- [Required work]: Write out the records below once more, exactly as they stand.

[Source data]
______________________________

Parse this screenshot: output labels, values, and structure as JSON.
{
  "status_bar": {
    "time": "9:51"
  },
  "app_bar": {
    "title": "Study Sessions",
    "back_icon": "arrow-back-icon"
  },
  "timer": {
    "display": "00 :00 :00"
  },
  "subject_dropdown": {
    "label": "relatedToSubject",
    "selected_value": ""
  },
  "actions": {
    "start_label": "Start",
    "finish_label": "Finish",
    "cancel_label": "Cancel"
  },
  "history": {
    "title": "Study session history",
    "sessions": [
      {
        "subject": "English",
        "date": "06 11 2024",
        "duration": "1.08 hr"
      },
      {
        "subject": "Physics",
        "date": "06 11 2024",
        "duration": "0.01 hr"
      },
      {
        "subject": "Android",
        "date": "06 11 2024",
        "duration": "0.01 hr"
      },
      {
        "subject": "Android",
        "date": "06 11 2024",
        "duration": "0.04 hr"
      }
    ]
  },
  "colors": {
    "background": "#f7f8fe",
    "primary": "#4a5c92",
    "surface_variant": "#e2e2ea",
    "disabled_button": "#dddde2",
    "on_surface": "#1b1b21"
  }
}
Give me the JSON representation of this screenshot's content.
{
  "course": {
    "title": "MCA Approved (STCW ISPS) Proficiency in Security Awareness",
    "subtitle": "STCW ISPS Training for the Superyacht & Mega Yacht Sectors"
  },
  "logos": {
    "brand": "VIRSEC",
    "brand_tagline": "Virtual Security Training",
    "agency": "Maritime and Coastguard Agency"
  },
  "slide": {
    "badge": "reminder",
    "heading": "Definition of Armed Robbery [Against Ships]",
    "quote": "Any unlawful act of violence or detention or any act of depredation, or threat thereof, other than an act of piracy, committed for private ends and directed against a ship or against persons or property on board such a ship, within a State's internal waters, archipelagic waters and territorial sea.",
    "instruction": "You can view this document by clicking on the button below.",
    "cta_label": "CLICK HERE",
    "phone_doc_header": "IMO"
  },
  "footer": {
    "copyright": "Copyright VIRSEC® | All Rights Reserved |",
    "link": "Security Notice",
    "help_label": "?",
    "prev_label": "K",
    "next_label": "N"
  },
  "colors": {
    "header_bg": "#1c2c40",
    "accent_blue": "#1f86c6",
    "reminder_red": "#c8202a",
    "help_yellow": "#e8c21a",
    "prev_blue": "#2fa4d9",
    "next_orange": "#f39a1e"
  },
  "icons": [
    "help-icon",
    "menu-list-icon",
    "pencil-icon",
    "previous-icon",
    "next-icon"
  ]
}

______________________________

- [Written response]:
Parse this screenshot: output labels, values, and structure as JSON.
{
  "status_bar": {
    "time": "9:51"
  },
  "app_bar": {
    "title": "Study Sessions",
    "back_icon": "arrow-back-icon"
  },
  "timer": {
    "display": "00 :00 :00"
  },
  "subject_dropdown": {
    "label": "relatedToSubject",
    "selected_value": ""
  },
  "actions": {
    "start_label": "Start",
    "finish_label": "Finish",
    "cancel_label": "Cancel"
  },
  "history": {
    "title": "Study session history",
    "sessions": [
      {
        "subject": "English",
        "date": "06 11 2024",
        "duration": "1.08 hr"
      },
      {
        "subject": "Physics",
        "date": "06 11 2024",
        "duration": "0.01 hr"
      },
      {
        "subject": "Android",
        "date": "06 11 2024",
        "duration": "0.01 hr"
      },
      {
        "subject": "Android",
        "date": "06 11 2024",
        "duration": "0.04 hr"
      }
    ]
  },
  "colors": {
    "background": "#f7f8fe",
    "primary": "#4a5c92",
    "surface_variant": "#e2e2ea",
    "disabled_button": "#dddde2",
    "on_surface": "#1b1b21"
  }
}
Give me the JSON representation of this screenshot's content.
{
  "course": {
    "title": "MCA Approved (STCW ISPS) Proficiency in Security Awareness",
    "subtitle": "STCW ISPS Training for the Superyacht & Mega Yacht Sectors"
  },
  "logos": {
    "brand": "VIRSEC",
    "brand_tagline": "Virtual Security Training",
    "agency": "Maritime and Coastguard Agency"
  },
  "slide": {
    "badge": "reminder",
    "heading": "Definition of Armed Robbery [Against Ships]",
    "quote": "Any unlawful act of violence or detention or any act of depredation, or threat thereof, other than an act of piracy, committed for private ends and directed against a ship or against persons or property on board such a ship, within a State's internal waters, archipelagic waters and territorial sea.",
    "instruction": "You can view this document by clicking on the button below.",
    "cta_label": "CLICK HERE",
    "phone_doc_header": "IMO"
  },
  "footer": {
    "copyright": "Copyright VIRSEC® | All Rights Reserved |",
    "link": "Security Notice",
    "help_label": "?",
    "prev_label": "K",
    "next_label": "N"
  },
  "colors": {
    "header_bg": "#1c2c40",
    "accent_blue": "#1f86c6",
    "reminder_red": "#c8202a",
    "help_yellow": "#e8c21a",
    "prev_blue": "#2fa4d9",
    "next_orange": "#f39a1e"
  },
  "icons": [
    "help-icon",
    "menu-list-icon",
    "pencil-icon",
    "previous-icon",
    "next-icon"
  ]
}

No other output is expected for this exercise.